GIVEN TASK:
Skip the images and copy each record exactly as written.

ENTRIES:
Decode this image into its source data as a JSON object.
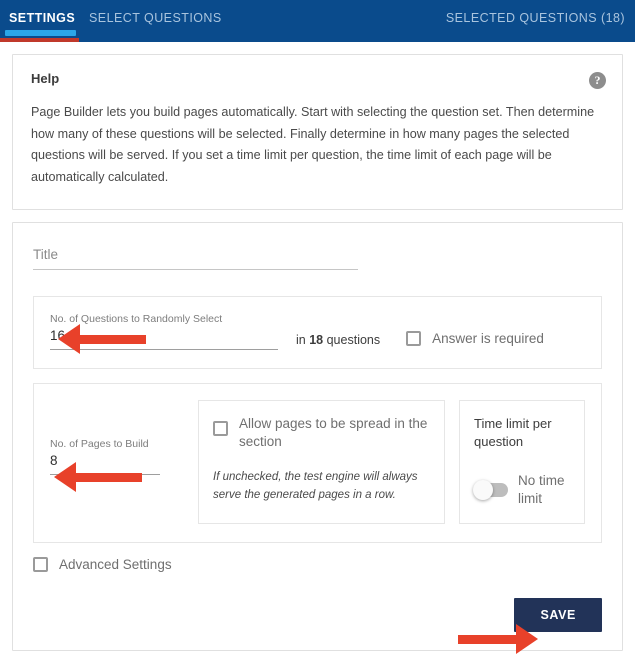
{
  "header": {
    "tabs": [
      {
        "label": "SETTINGS",
        "active": true
      },
      {
        "label": "SELECT QUESTIONS",
        "active": false
      },
      {
        "label": "SELECTED QUESTIONS (18)",
        "active": false
      }
    ],
    "background_color": "#0a4b8c",
    "active_indicator_color": "#2ba6e8"
  },
  "help": {
    "title": "Help",
    "icon": "question-mark-icon",
    "body": "Page Builder lets you build pages automatically. Start with selecting the question set. Then determine how many of these questions will be selected. Finally determine in how many pages the selected questions will be served. If you set a time limit per question, the time limit of each page will be automatically calculated."
  },
  "form": {
    "title_field": {
      "placeholder": "Title",
      "value": ""
    },
    "questions": {
      "label": "No. of Questions to Randomly Select",
      "value": "16",
      "in_text_prefix": "in",
      "total": "18",
      "in_text_suffix": "questions",
      "answer_required_label": "Answer is required",
      "answer_required_checked": false
    },
    "pages": {
      "label": "No. of Pages to Build",
      "value": "8",
      "spread_label": "Allow pages to be spread in the section",
      "spread_checked": false,
      "spread_hint": "If unchecked, the test engine will always serve the generated pages in a row.",
      "time_limit_title": "Time limit per question",
      "time_limit_toggle_label": "No time limit",
      "time_limit_toggle_on": false
    },
    "advanced": {
      "label": "Advanced Settings",
      "checked": false
    },
    "save_label": "SAVE"
  },
  "annotations": {
    "arrow_color": "#e8412a",
    "arrows": [
      {
        "name": "arrow-to-questions-count",
        "direction": "left"
      },
      {
        "name": "arrow-to-pages-count",
        "direction": "left"
      },
      {
        "name": "arrow-to-save-button",
        "direction": "right"
      }
    ]
  },
  "colors": {
    "header_blue": "#0a4b8c",
    "accent_cyan": "#2ba6e8",
    "save_navy": "#223358",
    "annotation_red": "#e8412a"
  }
}
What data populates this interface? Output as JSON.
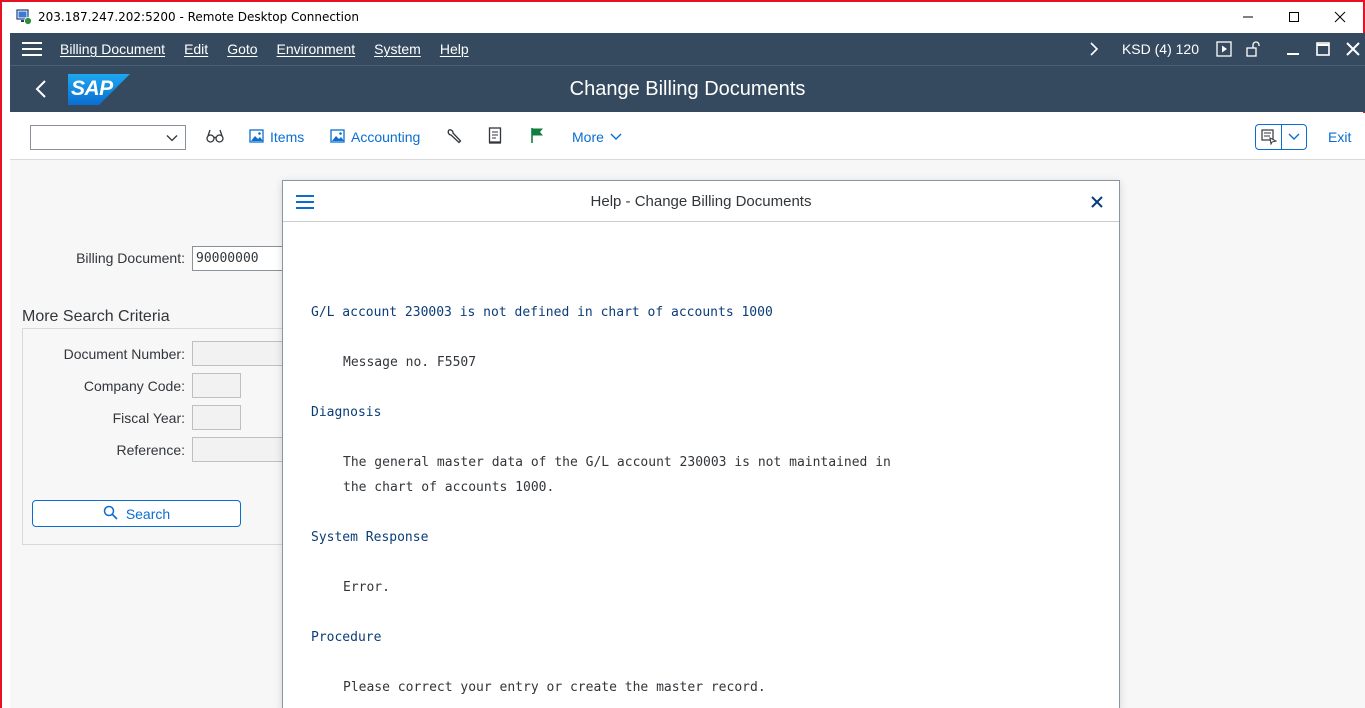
{
  "window": {
    "title": "203.187.247.202:5200 - Remote Desktop Connection",
    "controls": [
      "minimize",
      "maximize",
      "close"
    ]
  },
  "menubar": {
    "items": [
      "Billing Document",
      "Edit",
      "Goto",
      "Environment",
      "System",
      "Help"
    ],
    "system_info": "KSD (4) 120"
  },
  "shell": {
    "logo_text": "SAP",
    "title": "Change Billing Documents"
  },
  "toolbar": {
    "select_value": "",
    "items_label": "Items",
    "accounting_label": "Accounting",
    "more_label": "More",
    "exit_label": "Exit"
  },
  "form": {
    "billing_document_label": "Billing Document:",
    "billing_document_value": "90000000",
    "more_search_title": "More Search Criteria",
    "document_number_label": "Document Number:",
    "company_code_label": "Company Code:",
    "fiscal_year_label": "Fiscal Year:",
    "reference_label": "Reference:",
    "search_label": "Search"
  },
  "dialog": {
    "title": "Help - Change Billing Documents",
    "message": "G/L account 230003 is not defined in chart of accounts 1000",
    "message_no": "Message no. F5507",
    "diagnosis_heading": "Diagnosis",
    "diagnosis_line1": "The general master data of the G/L account 230003 is not maintained in",
    "diagnosis_line2": "the chart of accounts 1000.",
    "system_response_heading": "System Response",
    "system_response_text": "Error.",
    "procedure_heading": "Procedure",
    "procedure_text": "Please correct your entry or create the master record."
  },
  "colors": {
    "shell_bg": "#354a5f",
    "accent": "#0a6ed1",
    "frame_border": "#e81123",
    "help_heading": "#0b3d78"
  }
}
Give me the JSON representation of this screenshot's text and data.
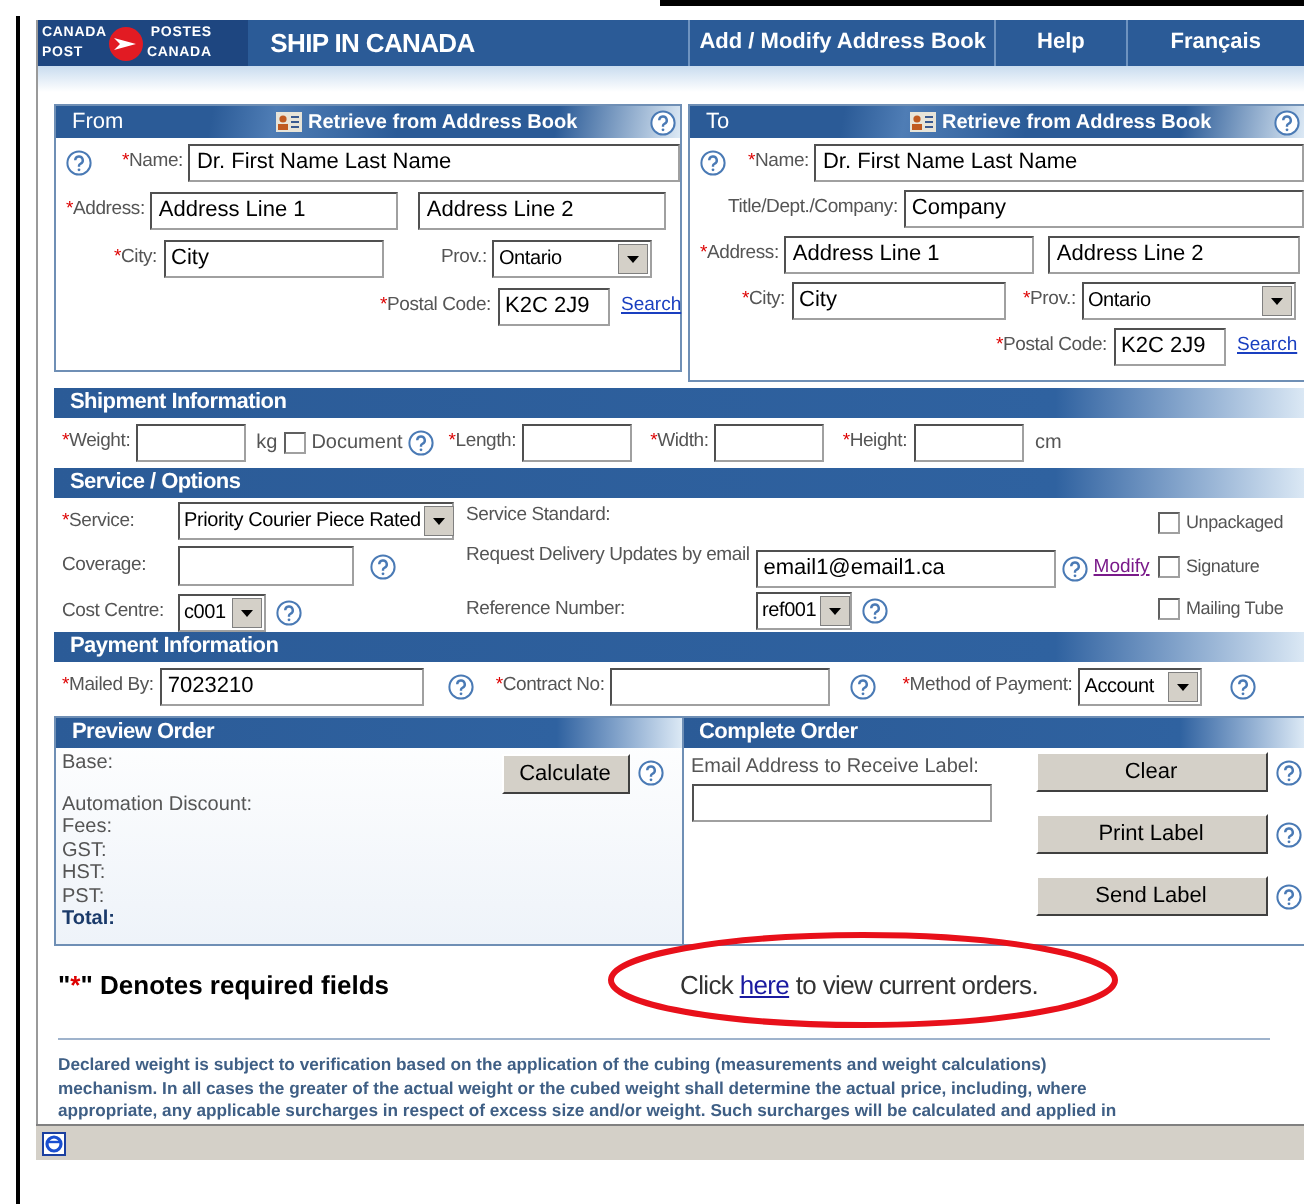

COMPLETED TASK:
Decode this image into its source data as a JSON object.
{
  "header": {
    "tabs": [
      {
        "label": "SETTINGS",
        "active": true
      },
      {
        "label": "SELECT QUESTIONS",
        "active": false
      },
      {
        "label": "SELECTED QUESTIONS (18)",
        "active": false
      }
    ],
    "background_color": "#0a4b8c",
    "active_indicator_color": "#2ba6e8"
  },
  "help": {
    "title": "Help",
    "icon": "question-mark-icon",
    "body": "Page Builder lets you build pages automatically. Start with selecting the question set. Then determine how many of these questions will be selected. Finally determine in how many pages the selected questions will be served. If you set a time limit per question, the time limit of each page will be automatically calculated."
  },
  "form": {
    "title_field": {
      "placeholder": "Title",
      "value": ""
    },
    "questions": {
      "label": "No. of Questions to Randomly Select",
      "value": "16",
      "in_text_prefix": "in",
      "total": "18",
      "in_text_suffix": "questions",
      "answer_required_label": "Answer is required",
      "answer_required_checked": false
    },
    "pages": {
      "label": "No. of Pages to Build",
      "value": "8",
      "spread_label": "Allow pages to be spread in the section",
      "spread_checked": false,
      "spread_hint": "If unchecked, the test engine will always serve the generated pages in a row.",
      "time_limit_title": "Time limit per question",
      "time_limit_toggle_label": "No time limit",
      "time_limit_toggle_on": false
    },
    "advanced": {
      "label": "Advanced Settings",
      "checked": false
    },
    "save_label": "SAVE"
  },
  "annotations": {
    "arrow_color": "#e8412a",
    "arrows": [
      {
        "name": "arrow-to-questions-count",
        "direction": "left"
      },
      {
        "name": "arrow-to-pages-count",
        "direction": "left"
      },
      {
        "name": "arrow-to-save-button",
        "direction": "right"
      }
    ]
  },
  "colors": {
    "header_blue": "#0a4b8c",
    "accent_cyan": "#2ba6e8",
    "save_navy": "#223358",
    "annotation_red": "#e8412a"
  }
}
What data populates this interface? Output as JSON.
{
  "window": {
    "title": "203.187.247.202:5200 - Remote Desktop Connection",
    "controls": [
      "minimize",
      "maximize",
      "close"
    ]
  },
  "menubar": {
    "items": [
      "Billing Document",
      "Edit",
      "Goto",
      "Environment",
      "System",
      "Help"
    ],
    "system_info": "KSD (4) 120"
  },
  "shell": {
    "logo_text": "SAP",
    "title": "Change Billing Documents"
  },
  "toolbar": {
    "select_value": "",
    "items_label": "Items",
    "accounting_label": "Accounting",
    "more_label": "More",
    "exit_label": "Exit"
  },
  "form": {
    "billing_document_label": "Billing Document:",
    "billing_document_value": "90000000",
    "more_search_title": "More Search Criteria",
    "document_number_label": "Document Number:",
    "company_code_label": "Company Code:",
    "fiscal_year_label": "Fiscal Year:",
    "reference_label": "Reference:",
    "search_label": "Search"
  },
  "dialog": {
    "title": "Help - Change Billing Documents",
    "message": "G/L account 230003 is not defined in chart of accounts 1000",
    "message_no": "Message no. F5507",
    "diagnosis_heading": "Diagnosis",
    "diagnosis_line1": "The general master data of the G/L account 230003 is not maintained in",
    "diagnosis_line2": "the chart of accounts 1000.",
    "system_response_heading": "System Response",
    "system_response_text": "Error.",
    "procedure_heading": "Procedure",
    "procedure_text": "Please correct your entry or create the master record."
  },
  "colors": {
    "shell_bg": "#354a5f",
    "accent": "#0a6ed1",
    "frame_border": "#e81123",
    "help_heading": "#0b3d78"
  }
}
Give me the JSON representation of this screenshot's text and data.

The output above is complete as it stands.